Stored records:
----------

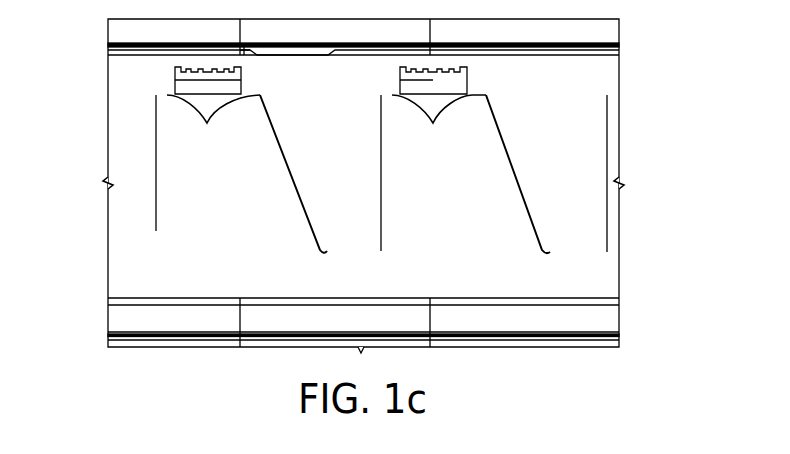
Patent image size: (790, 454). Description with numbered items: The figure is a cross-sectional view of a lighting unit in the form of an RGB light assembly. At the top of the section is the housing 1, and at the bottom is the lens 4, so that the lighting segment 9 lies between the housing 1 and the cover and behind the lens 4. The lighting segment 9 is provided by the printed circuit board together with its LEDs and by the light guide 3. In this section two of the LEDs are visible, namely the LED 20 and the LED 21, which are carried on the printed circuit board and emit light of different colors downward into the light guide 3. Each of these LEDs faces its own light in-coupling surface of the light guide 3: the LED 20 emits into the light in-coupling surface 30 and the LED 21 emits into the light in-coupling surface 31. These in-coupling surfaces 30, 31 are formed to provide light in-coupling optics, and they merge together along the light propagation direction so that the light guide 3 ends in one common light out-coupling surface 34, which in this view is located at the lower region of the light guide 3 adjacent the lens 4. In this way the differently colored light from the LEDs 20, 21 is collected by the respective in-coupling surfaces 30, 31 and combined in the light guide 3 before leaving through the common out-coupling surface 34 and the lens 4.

The housing 1 is at (117, 34).
The light guide 3 is at (446, 262).
The lens 4 is at (115, 320).
The lighting segment 9 is at (629, 217).
The LED 20 is at (175, 80).
The LED 21 is at (458, 79).
The light in-coupling surface 30 is at (157, 145).
The light in-coupling surface 31 is at (473, 141).
The light out-coupling surface 34 is at (523, 300).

----------

PROBLEM STATEMENT
Rewrite every line of the records above as a numbered list, skipping blank lines and omitting the pictures.

ANSWER IN FULL
1. Patent image size: (790, 454). Description with numbered items: The figure is a cross-sectional view of a lighting unit in the form of an RGB light assembly. At the top of the section is the housing 1, and at the bottom is the lens 4, so that the lighting segment 9 lies between the housing 1 and the cover and behind the lens 4. The lighting segment 9 is provided by the printed circuit board together with its LEDs and by the light guide 3. In this section two of the LEDs are visible, namely the LED 20 and the LED 21, which are carried on the printed circuit board and emit light of different colors downward into the light guide 3. Each of these LEDs faces its own light in-coupling surface of the light guide 3: the LED 20 emits into the light in-coupling surface 30 and the LED 21 emits into the light in-coupling surface 31. These in-coupling surfaces 30, 31 are formed to provide light in-coupling optics, and they merge together along the light propagation direction so that the light guide 3 ends in one common light out-coupling surface 34, which in this view is located at the lower region of the light guide 3 adjacent the lens 4. In this way the differently colored light from the LEDs 20, 21 is collected by the respective in-coupling surfaces 30, 31 and combined in the light guide 3 before leaving through the common out-coupling surface 34 and the lens 4.
2. The housing 1 is at (117, 34).
3. The light guide 3 is at (446, 262).
4. The lens 4 is at (115, 320).
5. The lighting segment 9 is at (629, 217).
6. The LED 20 is at (175, 80).
7. The LED 21 is at (458, 79).
8. The light in-coupling surface 30 is at (157, 145).
9. The light in-coupling surface 31 is at (473, 141).
10. The light out-coupling surface 34 is at (523, 300).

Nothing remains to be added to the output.